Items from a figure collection
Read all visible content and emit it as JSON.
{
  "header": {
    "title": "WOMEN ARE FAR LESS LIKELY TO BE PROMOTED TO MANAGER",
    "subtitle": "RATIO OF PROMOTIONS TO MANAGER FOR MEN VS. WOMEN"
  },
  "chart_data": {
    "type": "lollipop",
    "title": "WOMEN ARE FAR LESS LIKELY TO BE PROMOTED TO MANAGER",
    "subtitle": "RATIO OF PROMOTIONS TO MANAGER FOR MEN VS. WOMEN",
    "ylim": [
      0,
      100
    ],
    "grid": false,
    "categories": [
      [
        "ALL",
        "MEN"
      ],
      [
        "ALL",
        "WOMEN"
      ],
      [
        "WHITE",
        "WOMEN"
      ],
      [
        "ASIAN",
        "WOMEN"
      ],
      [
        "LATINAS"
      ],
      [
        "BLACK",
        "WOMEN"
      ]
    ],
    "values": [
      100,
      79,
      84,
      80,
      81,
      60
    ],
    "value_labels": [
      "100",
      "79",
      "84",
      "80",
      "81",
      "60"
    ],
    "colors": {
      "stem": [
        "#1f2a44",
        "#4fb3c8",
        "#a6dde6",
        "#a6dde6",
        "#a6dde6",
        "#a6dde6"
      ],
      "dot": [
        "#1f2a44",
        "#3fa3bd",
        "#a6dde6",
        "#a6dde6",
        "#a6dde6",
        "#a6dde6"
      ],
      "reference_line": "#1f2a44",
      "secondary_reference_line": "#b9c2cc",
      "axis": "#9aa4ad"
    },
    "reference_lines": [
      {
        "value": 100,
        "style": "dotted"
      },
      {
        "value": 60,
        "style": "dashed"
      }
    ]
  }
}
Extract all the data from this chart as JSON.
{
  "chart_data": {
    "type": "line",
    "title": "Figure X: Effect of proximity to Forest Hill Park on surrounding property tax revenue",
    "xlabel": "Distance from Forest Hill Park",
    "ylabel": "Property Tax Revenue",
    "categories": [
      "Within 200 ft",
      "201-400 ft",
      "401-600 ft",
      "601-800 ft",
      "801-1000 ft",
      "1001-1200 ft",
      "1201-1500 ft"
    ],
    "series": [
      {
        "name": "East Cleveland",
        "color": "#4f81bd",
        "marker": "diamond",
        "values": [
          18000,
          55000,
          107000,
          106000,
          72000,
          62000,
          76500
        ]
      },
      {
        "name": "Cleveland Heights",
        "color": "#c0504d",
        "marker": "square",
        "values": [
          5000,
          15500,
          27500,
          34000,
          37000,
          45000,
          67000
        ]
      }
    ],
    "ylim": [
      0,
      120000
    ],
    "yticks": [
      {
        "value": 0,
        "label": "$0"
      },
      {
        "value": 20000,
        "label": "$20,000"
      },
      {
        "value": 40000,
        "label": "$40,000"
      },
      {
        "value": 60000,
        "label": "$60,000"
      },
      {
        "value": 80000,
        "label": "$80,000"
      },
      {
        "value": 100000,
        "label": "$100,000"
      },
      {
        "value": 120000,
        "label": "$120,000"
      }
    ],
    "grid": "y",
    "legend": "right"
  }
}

* [Work to be completed]:
Transcribe every entry exactly, omitting nothing.

* [Answer for this exercise]:
Read all visible content and emit it as JSON.
{
  "header": {
    "title": "WOMEN ARE FAR LESS LIKELY TO BE PROMOTED TO MANAGER",
    "subtitle": "RATIO OF PROMOTIONS TO MANAGER FOR MEN VS. WOMEN"
  },
  "chart_data": {
    "type": "lollipop",
    "title": "WOMEN ARE FAR LESS LIKELY TO BE PROMOTED TO MANAGER",
    "subtitle": "RATIO OF PROMOTIONS TO MANAGER FOR MEN VS. WOMEN",
    "ylim": [
      0,
      100
    ],
    "grid": false,
    "categories": [
      [
        "ALL",
        "MEN"
      ],
      [
        "ALL",
        "WOMEN"
      ],
      [
        "WHITE",
        "WOMEN"
      ],
      [
        "ASIAN",
        "WOMEN"
      ],
      [
        "LATINAS"
      ],
      [
        "BLACK",
        "WOMEN"
      ]
    ],
    "values": [
      100,
      79,
      84,
      80,
      81,
      60
    ],
    "value_labels": [
      "100",
      "79",
      "84",
      "80",
      "81",
      "60"
    ],
    "colors": {
      "stem": [
        "#1f2a44",
        "#4fb3c8",
        "#a6dde6",
        "#a6dde6",
        "#a6dde6",
        "#a6dde6"
      ],
      "dot": [
        "#1f2a44",
        "#3fa3bd",
        "#a6dde6",
        "#a6dde6",
        "#a6dde6",
        "#a6dde6"
      ],
      "reference_line": "#1f2a44",
      "secondary_reference_line": "#b9c2cc",
      "axis": "#9aa4ad"
    },
    "reference_lines": [
      {
        "value": 100,
        "style": "dotted"
      },
      {
        "value": 60,
        "style": "dashed"
      }
    ]
  }
}
Extract all the data from this chart as JSON.
{
  "chart_data": {
    "type": "line",
    "title": "Figure X: Effect of proximity to Forest Hill Park on surrounding property tax revenue",
    "xlabel": "Distance from Forest Hill Park",
    "ylabel": "Property Tax Revenue",
    "categories": [
      "Within 200 ft",
      "201-400 ft",
      "401-600 ft",
      "601-800 ft",
      "801-1000 ft",
      "1001-1200 ft",
      "1201-1500 ft"
    ],
    "series": [
      {
        "name": "East Cleveland",
        "color": "#4f81bd",
        "marker": "diamond",
        "values": [
          18000,
          55000,
          107000,
          106000,
          72000,
          62000,
          76500
        ]
      },
      {
        "name": "Cleveland Heights",
        "color": "#c0504d",
        "marker": "square",
        "values": [
          5000,
          15500,
          27500,
          34000,
          37000,
          45000,
          67000
        ]
      }
    ],
    "ylim": [
      0,
      120000
    ],
    "yticks": [
      {
        "value": 0,
        "label": "$0"
      },
      {
        "value": 20000,
        "label": "$20,000"
      },
      {
        "value": 40000,
        "label": "$40,000"
      },
      {
        "value": 60000,
        "label": "$60,000"
      },
      {
        "value": 80000,
        "label": "$80,000"
      },
      {
        "value": 100000,
        "label": "$100,000"
      },
      {
        "value": 120000,
        "label": "$120,000"
      }
    ],
    "grid": "y",
    "legend": "right"
  }
}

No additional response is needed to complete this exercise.